*WHAT IS EXPECTED*. Copy out each of the rows below, keeping every character unchanged.

*EXTRACTED DATA*.
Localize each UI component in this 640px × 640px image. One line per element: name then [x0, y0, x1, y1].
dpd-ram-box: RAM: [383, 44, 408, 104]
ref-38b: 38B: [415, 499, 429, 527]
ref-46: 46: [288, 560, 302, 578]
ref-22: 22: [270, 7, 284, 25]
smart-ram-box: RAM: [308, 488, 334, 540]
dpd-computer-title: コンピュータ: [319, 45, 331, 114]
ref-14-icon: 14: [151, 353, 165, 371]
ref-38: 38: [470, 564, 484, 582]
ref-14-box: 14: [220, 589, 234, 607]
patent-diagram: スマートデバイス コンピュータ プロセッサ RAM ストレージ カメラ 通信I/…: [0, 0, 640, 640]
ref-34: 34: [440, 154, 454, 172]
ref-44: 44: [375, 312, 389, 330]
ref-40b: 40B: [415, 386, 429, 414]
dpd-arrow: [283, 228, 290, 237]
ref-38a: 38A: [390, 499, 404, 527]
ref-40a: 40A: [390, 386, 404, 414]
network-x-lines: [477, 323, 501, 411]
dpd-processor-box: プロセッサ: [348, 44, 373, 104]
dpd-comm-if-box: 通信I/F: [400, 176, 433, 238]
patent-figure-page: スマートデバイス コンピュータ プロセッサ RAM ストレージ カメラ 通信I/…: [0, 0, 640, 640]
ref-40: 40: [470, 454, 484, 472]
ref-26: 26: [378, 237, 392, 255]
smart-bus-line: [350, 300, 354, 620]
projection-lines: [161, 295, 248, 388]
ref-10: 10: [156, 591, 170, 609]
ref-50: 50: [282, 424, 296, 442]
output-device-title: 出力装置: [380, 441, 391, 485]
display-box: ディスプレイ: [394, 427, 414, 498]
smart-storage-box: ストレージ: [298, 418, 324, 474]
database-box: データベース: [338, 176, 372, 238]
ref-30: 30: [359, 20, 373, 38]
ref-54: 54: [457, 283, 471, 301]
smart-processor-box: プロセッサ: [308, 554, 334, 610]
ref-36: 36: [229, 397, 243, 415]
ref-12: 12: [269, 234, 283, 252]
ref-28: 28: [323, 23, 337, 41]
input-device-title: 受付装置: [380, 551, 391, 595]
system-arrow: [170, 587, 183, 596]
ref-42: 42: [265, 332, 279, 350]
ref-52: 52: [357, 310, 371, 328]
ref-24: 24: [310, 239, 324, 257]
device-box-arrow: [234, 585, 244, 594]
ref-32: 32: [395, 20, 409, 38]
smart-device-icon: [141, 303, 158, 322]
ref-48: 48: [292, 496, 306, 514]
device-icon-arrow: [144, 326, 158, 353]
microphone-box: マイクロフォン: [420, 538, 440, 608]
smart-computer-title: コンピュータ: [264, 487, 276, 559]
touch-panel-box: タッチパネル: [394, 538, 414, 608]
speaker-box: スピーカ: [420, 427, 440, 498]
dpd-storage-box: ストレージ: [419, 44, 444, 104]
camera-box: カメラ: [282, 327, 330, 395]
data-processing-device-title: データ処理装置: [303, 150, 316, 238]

*ANSWER IN FULL*.
Localize each UI component in this 640px × 640px image. One line per element: name then [x0, y0, x1, y1].
dpd-ram-box: RAM: [383, 44, 408, 104]
ref-38b: 38B: [415, 499, 429, 527]
ref-46: 46: [288, 560, 302, 578]
ref-22: 22: [270, 7, 284, 25]
smart-ram-box: RAM: [308, 488, 334, 540]
dpd-computer-title: コンピュータ: [319, 45, 331, 114]
ref-14-icon: 14: [151, 353, 165, 371]
ref-38: 38: [470, 564, 484, 582]
ref-14-box: 14: [220, 589, 234, 607]
patent-diagram: スマートデバイス コンピュータ プロセッサ RAM ストレージ カメラ 通信I/…: [0, 0, 640, 640]
ref-34: 34: [440, 154, 454, 172]
ref-44: 44: [375, 312, 389, 330]
ref-40b: 40B: [415, 386, 429, 414]
dpd-arrow: [283, 228, 290, 237]
ref-38a: 38A: [390, 499, 404, 527]
ref-40a: 40A: [390, 386, 404, 414]
network-x-lines: [477, 323, 501, 411]
dpd-processor-box: プロセッサ: [348, 44, 373, 104]
dpd-comm-if-box: 通信I/F: [400, 176, 433, 238]
patent-figure-page: スマートデバイス コンピュータ プロセッサ RAM ストレージ カメラ 通信I/…: [0, 0, 640, 640]
ref-40: 40: [470, 454, 484, 472]
ref-26: 26: [378, 237, 392, 255]
smart-bus-line: [350, 300, 354, 620]
projection-lines: [161, 295, 248, 388]
ref-10: 10: [156, 591, 170, 609]
ref-50: 50: [282, 424, 296, 442]
output-device-title: 出力装置: [380, 441, 391, 485]
display-box: ディスプレイ: [394, 427, 414, 498]
smart-storage-box: ストレージ: [298, 418, 324, 474]
database-box: データベース: [338, 176, 372, 238]
ref-30: 30: [359, 20, 373, 38]
ref-54: 54: [457, 283, 471, 301]
smart-processor-box: プロセッサ: [308, 554, 334, 610]
ref-36: 36: [229, 397, 243, 415]
ref-12: 12: [269, 234, 283, 252]
ref-28: 28: [323, 23, 337, 41]
input-device-title: 受付装置: [380, 551, 391, 595]
system-arrow: [170, 587, 183, 596]
ref-42: 42: [265, 332, 279, 350]
ref-52: 52: [357, 310, 371, 328]
ref-24: 24: [310, 239, 324, 257]
device-box-arrow: [234, 585, 244, 594]
ref-32: 32: [395, 20, 409, 38]
smart-device-icon: [141, 303, 158, 322]
ref-48: 48: [292, 496, 306, 514]
device-icon-arrow: [144, 326, 158, 353]
microphone-box: マイクロフォン: [420, 538, 440, 608]
smart-computer-title: コンピュータ: [264, 487, 276, 559]
touch-panel-box: タッチパネル: [394, 538, 414, 608]
speaker-box: スピーカ: [420, 427, 440, 498]
dpd-storage-box: ストレージ: [419, 44, 444, 104]
camera-box: カメラ: [282, 327, 330, 395]
data-processing-device-title: データ処理装置: [303, 150, 316, 238]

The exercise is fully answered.